## [What this task involves]
Where a line of the material contains the string "type", copy that line.

== Given entries ==

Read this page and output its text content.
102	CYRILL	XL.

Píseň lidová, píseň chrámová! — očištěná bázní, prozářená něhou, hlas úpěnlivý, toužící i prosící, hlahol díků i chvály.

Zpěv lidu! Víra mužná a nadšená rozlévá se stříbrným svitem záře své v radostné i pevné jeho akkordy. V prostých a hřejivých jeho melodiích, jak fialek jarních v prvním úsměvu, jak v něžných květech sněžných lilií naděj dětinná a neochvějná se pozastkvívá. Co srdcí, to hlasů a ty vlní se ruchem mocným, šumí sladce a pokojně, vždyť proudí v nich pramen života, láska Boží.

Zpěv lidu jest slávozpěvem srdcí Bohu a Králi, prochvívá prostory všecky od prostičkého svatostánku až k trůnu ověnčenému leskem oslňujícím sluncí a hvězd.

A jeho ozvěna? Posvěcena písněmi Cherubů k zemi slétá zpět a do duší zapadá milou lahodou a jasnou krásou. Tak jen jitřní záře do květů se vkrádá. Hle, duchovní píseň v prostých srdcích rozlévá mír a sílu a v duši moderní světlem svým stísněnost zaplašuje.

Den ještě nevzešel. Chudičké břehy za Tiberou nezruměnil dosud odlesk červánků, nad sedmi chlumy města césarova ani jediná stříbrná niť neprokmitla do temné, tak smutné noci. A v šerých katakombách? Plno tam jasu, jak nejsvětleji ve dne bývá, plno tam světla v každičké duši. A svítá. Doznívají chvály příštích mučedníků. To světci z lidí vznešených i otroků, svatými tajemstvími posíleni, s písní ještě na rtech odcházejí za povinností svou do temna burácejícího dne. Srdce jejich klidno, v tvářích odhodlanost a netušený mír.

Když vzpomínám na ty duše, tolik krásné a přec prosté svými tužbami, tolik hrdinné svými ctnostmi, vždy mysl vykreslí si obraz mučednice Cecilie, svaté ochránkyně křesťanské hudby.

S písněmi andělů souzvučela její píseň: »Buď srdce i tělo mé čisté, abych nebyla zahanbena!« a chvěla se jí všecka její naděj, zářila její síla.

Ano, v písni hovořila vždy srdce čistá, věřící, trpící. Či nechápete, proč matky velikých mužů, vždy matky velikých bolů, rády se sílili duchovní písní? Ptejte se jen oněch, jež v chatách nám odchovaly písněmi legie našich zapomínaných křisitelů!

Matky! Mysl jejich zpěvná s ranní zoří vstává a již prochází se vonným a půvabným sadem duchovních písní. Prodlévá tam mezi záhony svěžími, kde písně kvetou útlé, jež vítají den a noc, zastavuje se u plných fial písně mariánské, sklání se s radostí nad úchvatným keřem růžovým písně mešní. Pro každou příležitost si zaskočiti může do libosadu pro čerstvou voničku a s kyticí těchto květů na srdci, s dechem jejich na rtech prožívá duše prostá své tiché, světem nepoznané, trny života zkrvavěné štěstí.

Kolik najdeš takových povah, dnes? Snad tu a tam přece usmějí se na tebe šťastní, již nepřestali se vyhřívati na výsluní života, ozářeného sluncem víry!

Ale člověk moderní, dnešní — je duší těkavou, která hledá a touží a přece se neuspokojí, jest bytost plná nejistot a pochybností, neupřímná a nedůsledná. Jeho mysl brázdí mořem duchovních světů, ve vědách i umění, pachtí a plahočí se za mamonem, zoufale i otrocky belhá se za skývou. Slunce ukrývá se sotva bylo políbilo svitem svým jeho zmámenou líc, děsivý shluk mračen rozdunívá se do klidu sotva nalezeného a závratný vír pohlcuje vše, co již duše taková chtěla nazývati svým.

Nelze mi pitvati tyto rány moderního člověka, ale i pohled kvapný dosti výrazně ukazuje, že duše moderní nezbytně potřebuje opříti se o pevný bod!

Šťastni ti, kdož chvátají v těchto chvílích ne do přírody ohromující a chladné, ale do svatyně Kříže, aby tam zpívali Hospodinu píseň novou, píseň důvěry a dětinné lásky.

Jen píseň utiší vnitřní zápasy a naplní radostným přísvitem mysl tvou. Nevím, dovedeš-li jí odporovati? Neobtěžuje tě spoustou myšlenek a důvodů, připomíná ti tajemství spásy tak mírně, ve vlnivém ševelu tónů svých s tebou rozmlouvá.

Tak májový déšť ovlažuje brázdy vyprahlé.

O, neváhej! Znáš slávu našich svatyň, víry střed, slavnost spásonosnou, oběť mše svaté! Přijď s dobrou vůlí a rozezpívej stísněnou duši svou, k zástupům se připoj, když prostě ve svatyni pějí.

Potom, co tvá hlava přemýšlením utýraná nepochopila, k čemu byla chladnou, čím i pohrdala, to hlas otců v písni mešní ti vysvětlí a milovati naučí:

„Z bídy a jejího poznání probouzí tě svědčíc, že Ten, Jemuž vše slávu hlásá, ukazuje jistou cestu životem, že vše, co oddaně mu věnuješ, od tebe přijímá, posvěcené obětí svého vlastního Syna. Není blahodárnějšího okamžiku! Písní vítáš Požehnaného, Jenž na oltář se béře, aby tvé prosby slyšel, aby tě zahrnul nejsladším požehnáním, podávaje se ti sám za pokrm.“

===
== Given entries ==

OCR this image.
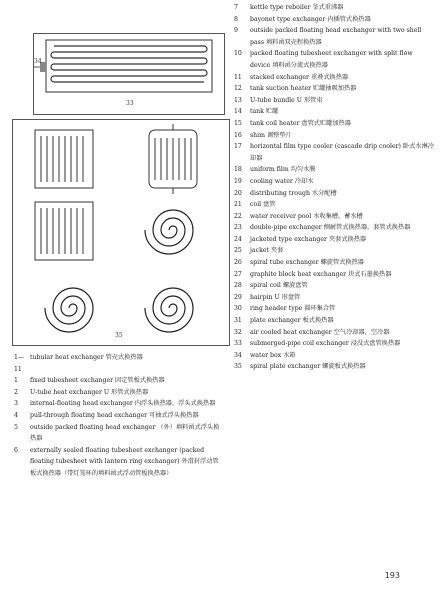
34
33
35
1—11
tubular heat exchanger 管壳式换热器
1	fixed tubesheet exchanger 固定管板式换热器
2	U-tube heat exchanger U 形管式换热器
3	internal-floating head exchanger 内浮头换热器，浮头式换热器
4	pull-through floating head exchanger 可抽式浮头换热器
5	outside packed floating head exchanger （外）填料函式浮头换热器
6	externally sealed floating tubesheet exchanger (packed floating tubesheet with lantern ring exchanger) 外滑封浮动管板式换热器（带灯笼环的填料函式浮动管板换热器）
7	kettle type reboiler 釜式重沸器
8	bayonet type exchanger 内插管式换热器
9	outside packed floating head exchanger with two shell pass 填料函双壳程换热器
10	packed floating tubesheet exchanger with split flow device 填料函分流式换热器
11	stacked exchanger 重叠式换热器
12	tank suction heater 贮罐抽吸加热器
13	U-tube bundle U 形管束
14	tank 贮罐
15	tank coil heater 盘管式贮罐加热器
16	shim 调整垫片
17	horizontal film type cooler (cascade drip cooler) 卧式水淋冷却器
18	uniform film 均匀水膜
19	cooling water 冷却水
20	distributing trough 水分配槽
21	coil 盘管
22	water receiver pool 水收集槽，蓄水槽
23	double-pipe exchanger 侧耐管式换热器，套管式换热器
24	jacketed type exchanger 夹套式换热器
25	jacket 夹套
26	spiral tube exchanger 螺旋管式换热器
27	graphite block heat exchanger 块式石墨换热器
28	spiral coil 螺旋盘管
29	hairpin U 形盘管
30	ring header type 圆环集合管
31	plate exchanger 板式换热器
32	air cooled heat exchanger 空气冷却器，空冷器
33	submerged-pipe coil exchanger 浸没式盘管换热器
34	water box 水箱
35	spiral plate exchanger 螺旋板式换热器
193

===
== Given entries ==

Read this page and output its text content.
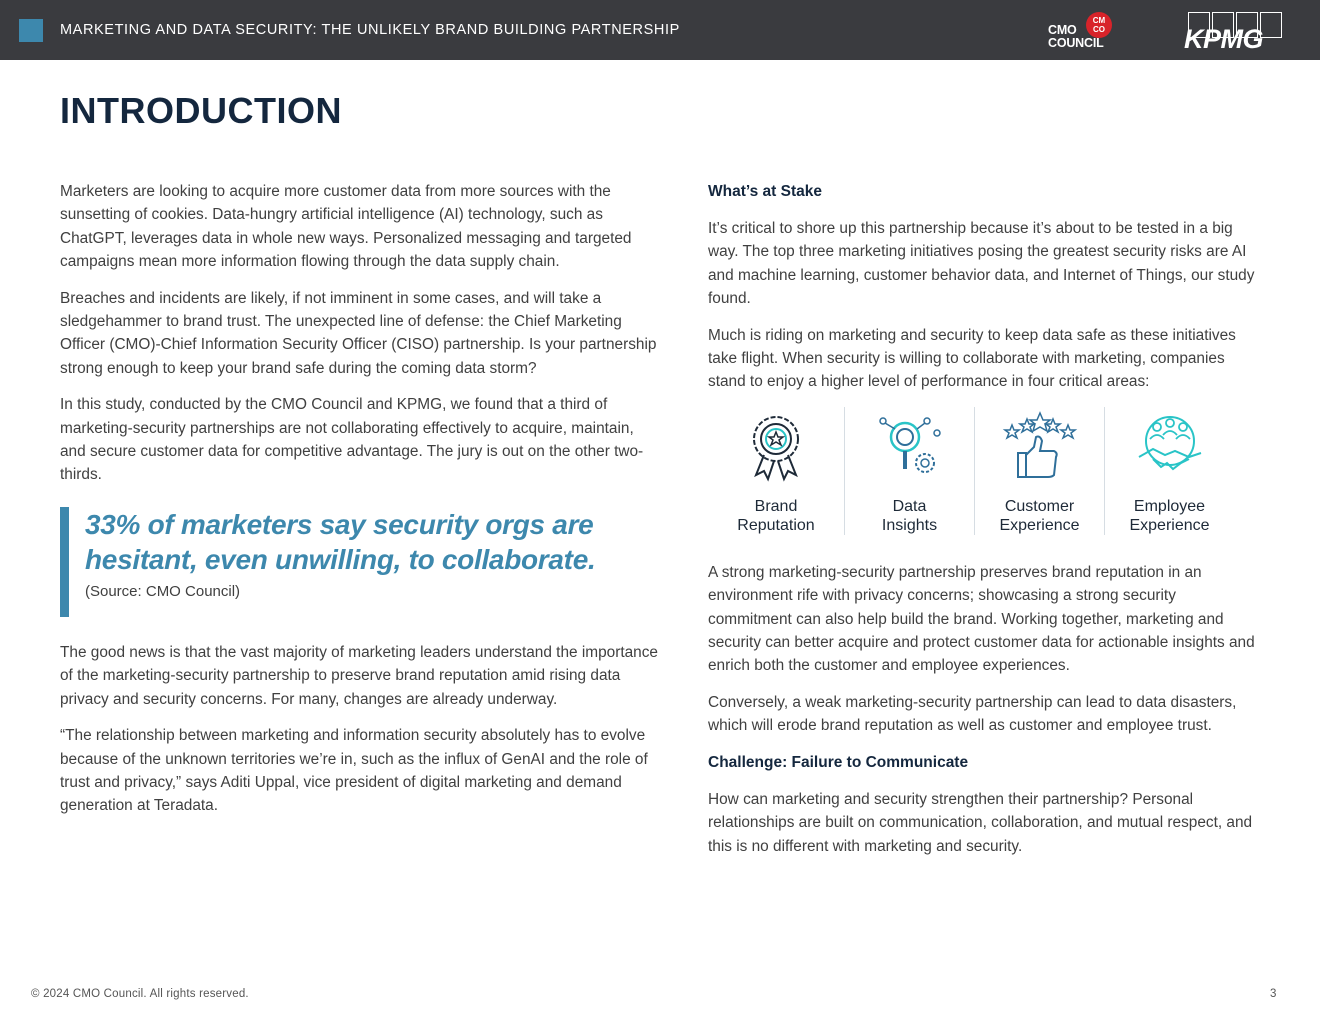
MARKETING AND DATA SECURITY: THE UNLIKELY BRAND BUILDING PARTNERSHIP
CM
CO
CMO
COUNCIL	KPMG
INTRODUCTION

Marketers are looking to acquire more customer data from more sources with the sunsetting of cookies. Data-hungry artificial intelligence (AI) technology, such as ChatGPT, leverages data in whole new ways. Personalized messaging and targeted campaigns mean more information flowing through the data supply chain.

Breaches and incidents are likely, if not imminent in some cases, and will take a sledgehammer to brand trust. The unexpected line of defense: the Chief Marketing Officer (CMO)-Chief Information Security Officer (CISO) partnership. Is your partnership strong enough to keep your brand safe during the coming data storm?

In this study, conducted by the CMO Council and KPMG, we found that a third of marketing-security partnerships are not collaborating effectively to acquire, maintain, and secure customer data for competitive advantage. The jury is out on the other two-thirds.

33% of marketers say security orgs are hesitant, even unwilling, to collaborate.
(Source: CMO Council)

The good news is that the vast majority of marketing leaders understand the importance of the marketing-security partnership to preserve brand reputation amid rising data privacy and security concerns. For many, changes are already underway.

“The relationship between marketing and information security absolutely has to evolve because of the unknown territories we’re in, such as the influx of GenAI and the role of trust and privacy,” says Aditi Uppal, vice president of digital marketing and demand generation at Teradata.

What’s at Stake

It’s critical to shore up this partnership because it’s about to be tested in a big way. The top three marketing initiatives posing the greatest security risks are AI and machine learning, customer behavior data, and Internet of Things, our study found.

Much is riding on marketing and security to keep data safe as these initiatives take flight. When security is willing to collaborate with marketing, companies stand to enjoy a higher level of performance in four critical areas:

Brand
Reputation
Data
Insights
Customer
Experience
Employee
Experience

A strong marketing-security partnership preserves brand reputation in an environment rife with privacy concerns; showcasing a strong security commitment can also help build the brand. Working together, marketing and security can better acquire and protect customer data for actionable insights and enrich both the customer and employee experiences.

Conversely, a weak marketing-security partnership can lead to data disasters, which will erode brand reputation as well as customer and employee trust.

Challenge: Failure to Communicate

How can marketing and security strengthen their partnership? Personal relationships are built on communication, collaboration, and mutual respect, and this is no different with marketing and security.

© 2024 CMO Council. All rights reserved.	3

===

## [Exercise response]
7	kettle type reboiler 釜式重沸器
8	bayonet type exchanger 内插管式换热器
17	horizontal film type cooler (cascade drip cooler) 卧式水淋冷却器
24	jacketed type exchanger 夹套式换热器
30	ring header type 圆环集合管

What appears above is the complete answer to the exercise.